Images must not appear in your copy; reproduce every other part of the records exactly.

Data extracted from a collection

┏━━

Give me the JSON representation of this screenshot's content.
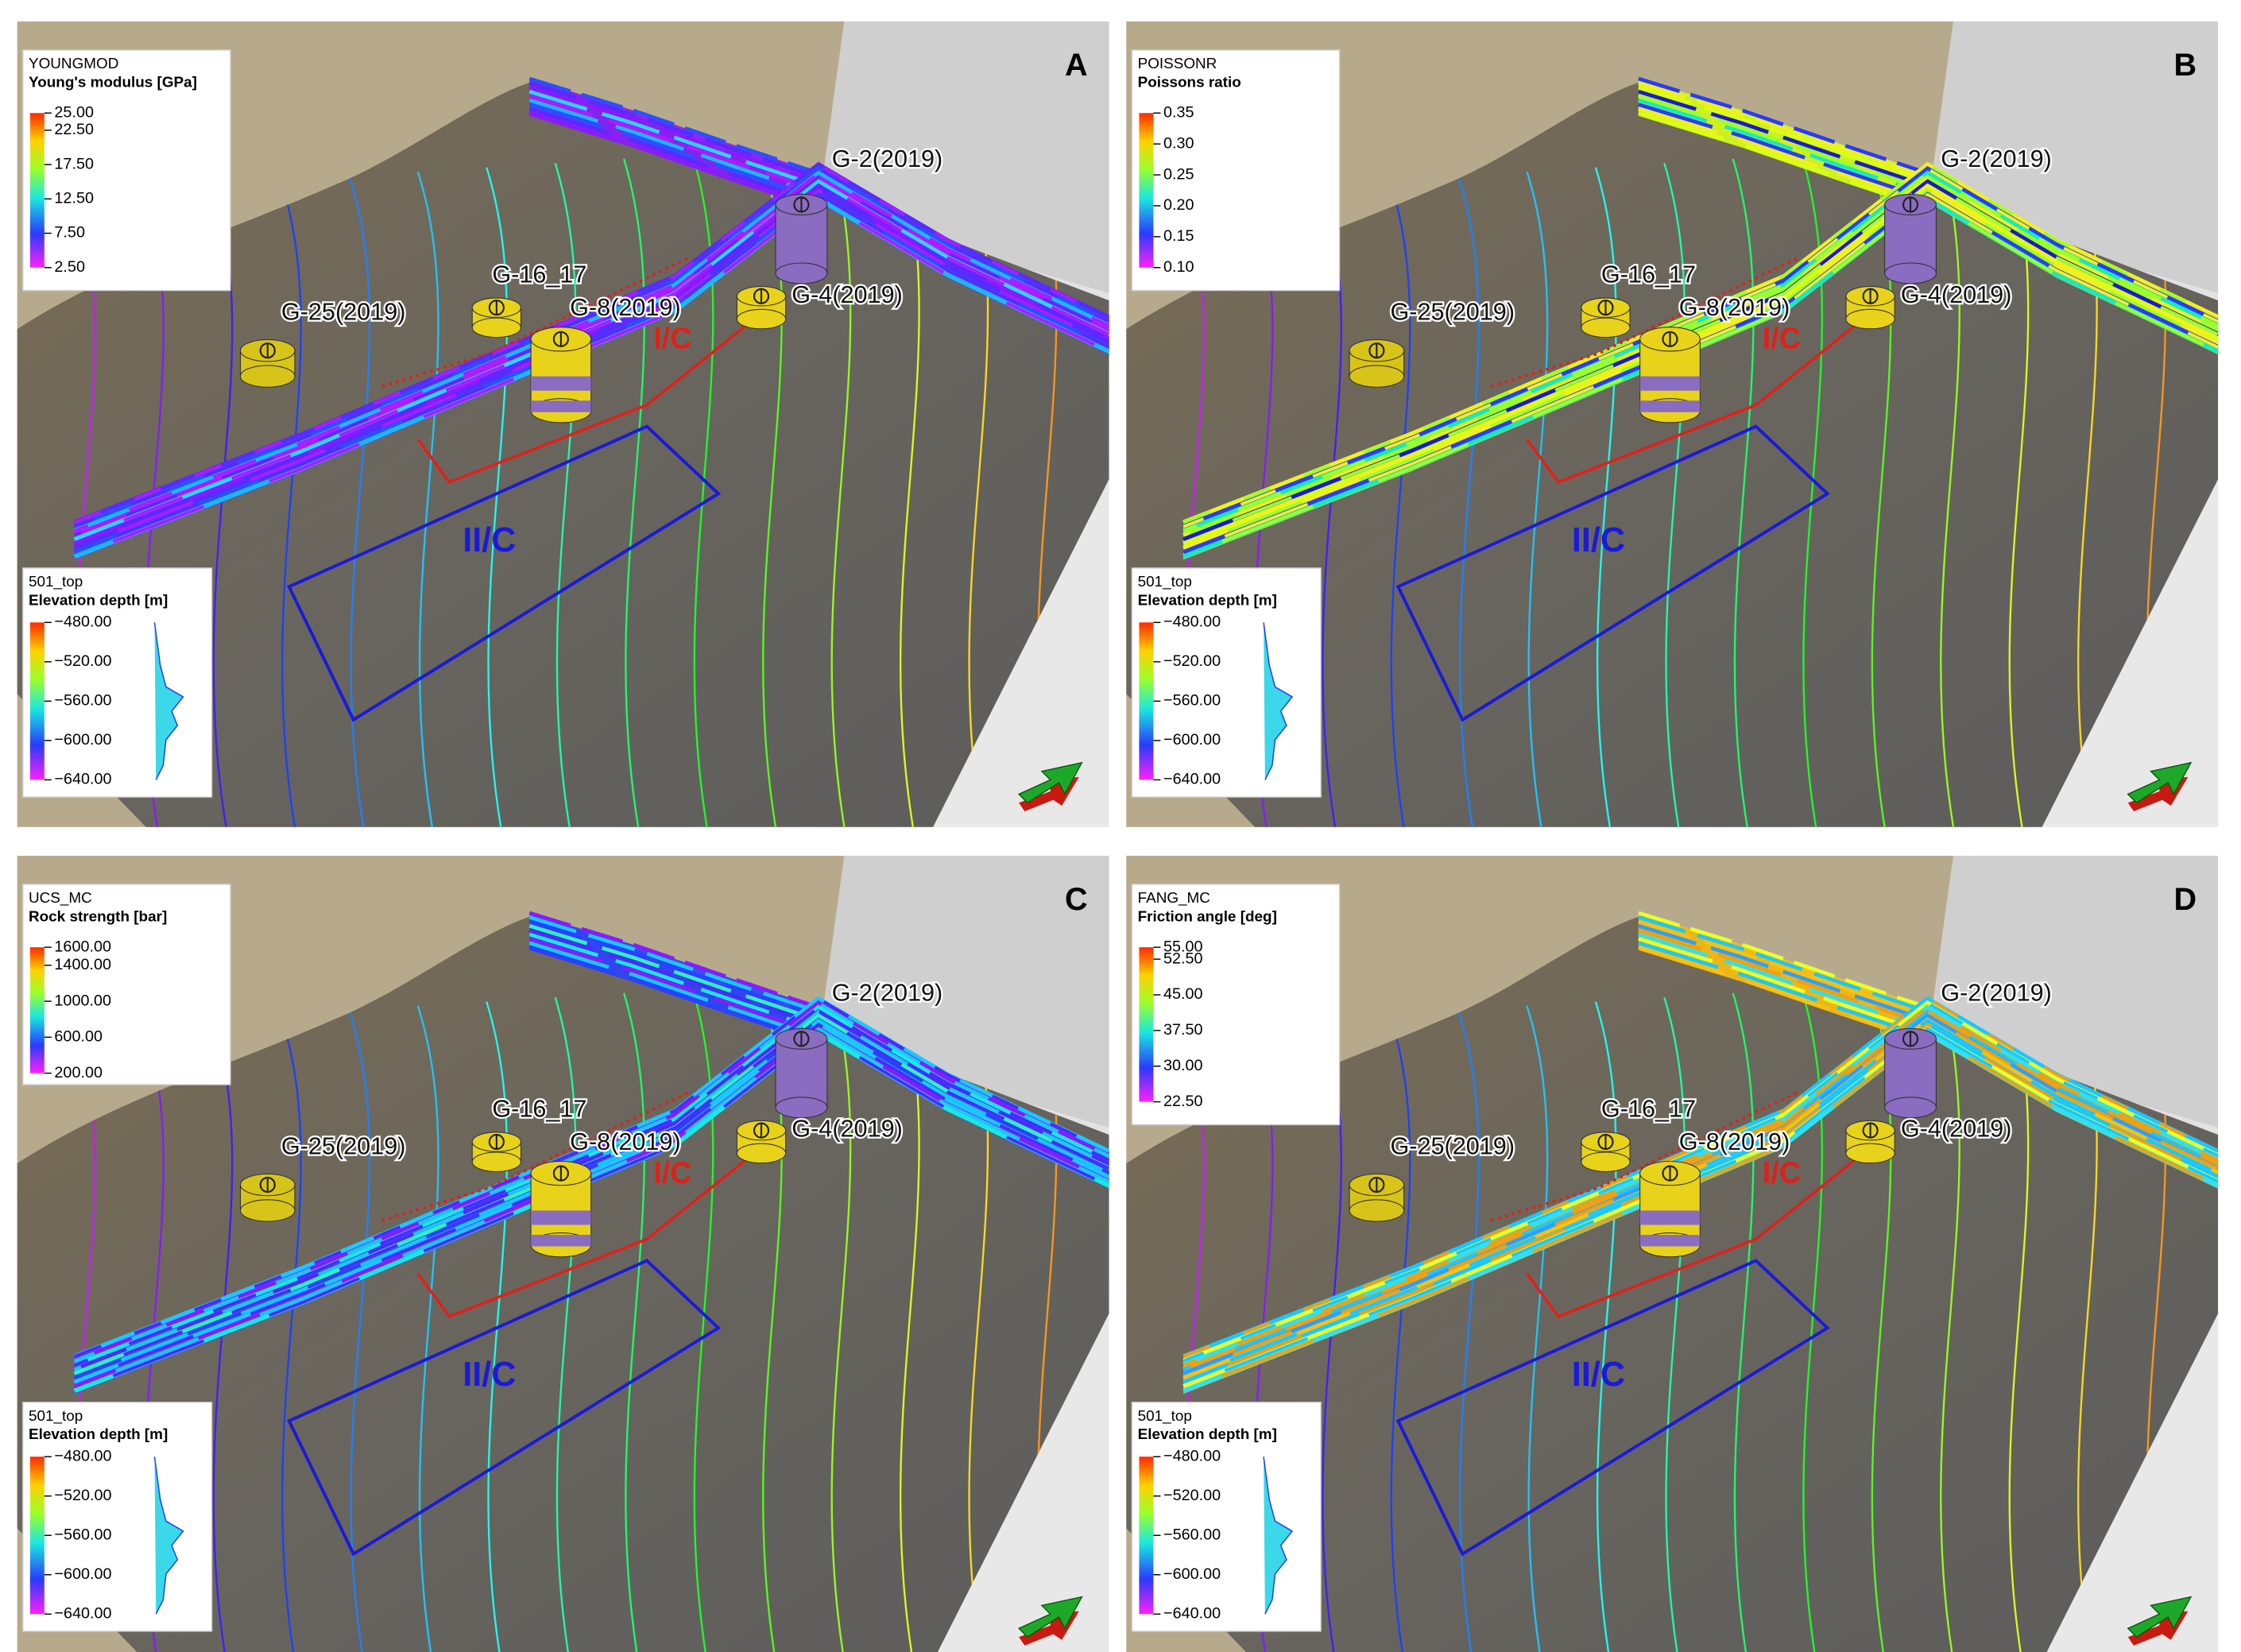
{
  "panels": [
    {
      "letter": "A",
      "property": {
        "name": "YOUNGMOD",
        "label": "Young's modulus [GPa]",
        "ticks": [
          {
            "value": 25,
            "label": "25.00"
          },
          {
            "value": 22.5,
            "label": "22.50"
          },
          {
            "value": 17.5,
            "label": "17.50"
          },
          {
            "value": 12.5,
            "label": "12.50"
          },
          {
            "value": 7.5,
            "label": "7.50"
          },
          {
            "value": 2.5,
            "label": "2.50"
          }
        ]
      },
      "surface": {
        "name": "501_top",
        "label": "Elevation depth [m]",
        "ticks": [
          {
            "value": -480,
            "label": "−480.00"
          },
          {
            "value": -520,
            "label": "−520.00"
          },
          {
            "value": -560,
            "label": "−560.00"
          },
          {
            "value": -600,
            "label": "−600.00"
          },
          {
            "value": -640,
            "label": "−640.00"
          }
        ]
      },
      "wells": [
        "G-2(2019)",
        "G-16_17",
        "G-8(2019)",
        "G-25(2019)",
        "G-4(2019)"
      ],
      "zones": [
        "I/C",
        "II/C"
      ]
    },
    {
      "letter": "B",
      "property": {
        "name": "POISSONR",
        "label": "Poissons ratio",
        "ticks": [
          {
            "value": 0.35,
            "label": "0.35"
          },
          {
            "value": 0.3,
            "label": "0.30"
          },
          {
            "value": 0.25,
            "label": "0.25"
          },
          {
            "value": 0.2,
            "label": "0.20"
          },
          {
            "value": 0.15,
            "label": "0.15"
          },
          {
            "value": 0.1,
            "label": "0.10"
          }
        ]
      },
      "surface": {
        "name": "501_top",
        "label": "Elevation depth [m]",
        "ticks": [
          {
            "value": -480,
            "label": "−480.00"
          },
          {
            "value": -520,
            "label": "−520.00"
          },
          {
            "value": -560,
            "label": "−560.00"
          },
          {
            "value": -600,
            "label": "−600.00"
          },
          {
            "value": -640,
            "label": "−640.00"
          }
        ]
      },
      "wells": [
        "G-2(2019)",
        "G-16_17",
        "G-8(2019)",
        "G-25(2019)",
        "G-4(2019)"
      ],
      "zones": [
        "I/C",
        "II/C"
      ]
    },
    {
      "letter": "C",
      "property": {
        "name": "UCS_MC",
        "label": "Rock strength [bar]",
        "ticks": [
          {
            "value": 1600,
            "label": "1600.00"
          },
          {
            "value": 1400,
            "label": "1400.00"
          },
          {
            "value": 1000,
            "label": "1000.00"
          },
          {
            "value": 600,
            "label": "600.00"
          },
          {
            "value": 200,
            "label": "200.00"
          }
        ]
      },
      "surface": {
        "name": "501_top",
        "label": "Elevation depth [m]",
        "ticks": [
          {
            "value": -480,
            "label": "−480.00"
          },
          {
            "value": -520,
            "label": "−520.00"
          },
          {
            "value": -560,
            "label": "−560.00"
          },
          {
            "value": -600,
            "label": "−600.00"
          },
          {
            "value": -640,
            "label": "−640.00"
          }
        ]
      },
      "wells": [
        "G-2(2019)",
        "G-16_17",
        "G-8(2019)",
        "G-25(2019)",
        "G-4(2019)"
      ],
      "zones": [
        "I/C",
        "II/C"
      ]
    },
    {
      "letter": "D",
      "property": {
        "name": "FANG_MC",
        "label": "Friction angle [deg]",
        "ticks": [
          {
            "value": 55,
            "label": "55.00"
          },
          {
            "value": 52.5,
            "label": "52.50"
          },
          {
            "value": 45,
            "label": "45.00"
          },
          {
            "value": 37.5,
            "label": "37.50"
          },
          {
            "value": 30,
            "label": "30.00"
          },
          {
            "value": 22.5,
            "label": "22.50"
          }
        ]
      },
      "surface": {
        "name": "501_top",
        "label": "Elevation depth [m]",
        "ticks": [
          {
            "value": -480,
            "label": "−480.00"
          },
          {
            "value": -520,
            "label": "−520.00"
          },
          {
            "value": -560,
            "label": "−560.00"
          },
          {
            "value": -600,
            "label": "−600.00"
          },
          {
            "value": -640,
            "label": "−640.00"
          }
        ]
      },
      "wells": [
        "G-2(2019)",
        "G-16_17",
        "G-8(2019)",
        "G-25(2019)",
        "G-4(2019)"
      ],
      "zones": [
        "I/C",
        "II/C"
      ]
    }
  ]
}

┗━━

(Final answer)
Give me the JSON representation of this screenshot's content.
{
  "panels": [
    {
      "letter": "A",
      "property": {
        "name": "YOUNGMOD",
        "label": "Young's modulus [GPa]",
        "ticks": [
          {
            "value": 25,
            "label": "25.00"
          },
          {
            "value": 22.5,
            "label": "22.50"
          },
          {
            "value": 17.5,
            "label": "17.50"
          },
          {
            "value": 12.5,
            "label": "12.50"
          },
          {
            "value": 7.5,
            "label": "7.50"
          },
          {
            "value": 2.5,
            "label": "2.50"
          }
        ]
      },
      "surface": {
        "name": "501_top",
        "label": "Elevation depth [m]",
        "ticks": [
          {
            "value": -480,
            "label": "−480.00"
          },
          {
            "value": -520,
            "label": "−520.00"
          },
          {
            "value": -560,
            "label": "−560.00"
          },
          {
            "value": -600,
            "label": "−600.00"
          },
          {
            "value": -640,
            "label": "−640.00"
          }
        ]
      },
      "wells": [
        "G-2(2019)",
        "G-16_17",
        "G-8(2019)",
        "G-25(2019)",
        "G-4(2019)"
      ],
      "zones": [
        "I/C",
        "II/C"
      ]
    },
    {
      "letter": "B",
      "property": {
        "name": "POISSONR",
        "label": "Poissons ratio",
        "ticks": [
          {
            "value": 0.35,
            "label": "0.35"
          },
          {
            "value": 0.3,
            "label": "0.30"
          },
          {
            "value": 0.25,
            "label": "0.25"
          },
          {
            "value": 0.2,
            "label": "0.20"
          },
          {
            "value": 0.15,
            "label": "0.15"
          },
          {
            "value": 0.1,
            "label": "0.10"
          }
        ]
      },
      "surface": {
        "name": "501_top",
        "label": "Elevation depth [m]",
        "ticks": [
          {
            "value": -480,
            "label": "−480.00"
          },
          {
            "value": -520,
            "label": "−520.00"
          },
          {
            "value": -560,
            "label": "−560.00"
          },
          {
            "value": -600,
            "label": "−600.00"
          },
          {
            "value": -640,
            "label": "−640.00"
          }
        ]
      },
      "wells": [
        "G-2(2019)",
        "G-16_17",
        "G-8(2019)",
        "G-25(2019)",
        "G-4(2019)"
      ],
      "zones": [
        "I/C",
        "II/C"
      ]
    },
    {
      "letter": "C",
      "property": {
        "name": "UCS_MC",
        "label": "Rock strength [bar]",
        "ticks": [
          {
            "value": 1600,
            "label": "1600.00"
          },
          {
            "value": 1400,
            "label": "1400.00"
          },
          {
            "value": 1000,
            "label": "1000.00"
          },
          {
            "value": 600,
            "label": "600.00"
          },
          {
            "value": 200,
            "label": "200.00"
          }
        ]
      },
      "surface": {
        "name": "501_top",
        "label": "Elevation depth [m]",
        "ticks": [
          {
            "value": -480,
            "label": "−480.00"
          },
          {
            "value": -520,
            "label": "−520.00"
          },
          {
            "value": -560,
            "label": "−560.00"
          },
          {
            "value": -600,
            "label": "−600.00"
          },
          {
            "value": -640,
            "label": "−640.00"
          }
        ]
      },
      "wells": [
        "G-2(2019)",
        "G-16_17",
        "G-8(2019)",
        "G-25(2019)",
        "G-4(2019)"
      ],
      "zones": [
        "I/C",
        "II/C"
      ]
    },
    {
      "letter": "D",
      "property": {
        "name": "FANG_MC",
        "label": "Friction angle [deg]",
        "ticks": [
          {
            "value": 55,
            "label": "55.00"
          },
          {
            "value": 52.5,
            "label": "52.50"
          },
          {
            "value": 45,
            "label": "45.00"
          },
          {
            "value": 37.5,
            "label": "37.50"
          },
          {
            "value": 30,
            "label": "30.00"
          },
          {
            "value": 22.5,
            "label": "22.50"
          }
        ]
      },
      "surface": {
        "name": "501_top",
        "label": "Elevation depth [m]",
        "ticks": [
          {
            "value": -480,
            "label": "−480.00"
          },
          {
            "value": -520,
            "label": "−520.00"
          },
          {
            "value": -560,
            "label": "−560.00"
          },
          {
            "value": -600,
            "label": "−600.00"
          },
          {
            "value": -640,
            "label": "−640.00"
          }
        ]
      },
      "wells": [
        "G-2(2019)",
        "G-16_17",
        "G-8(2019)",
        "G-25(2019)",
        "G-4(2019)"
      ],
      "zones": [
        "I/C",
        "II/C"
      ]
    }
  ]
}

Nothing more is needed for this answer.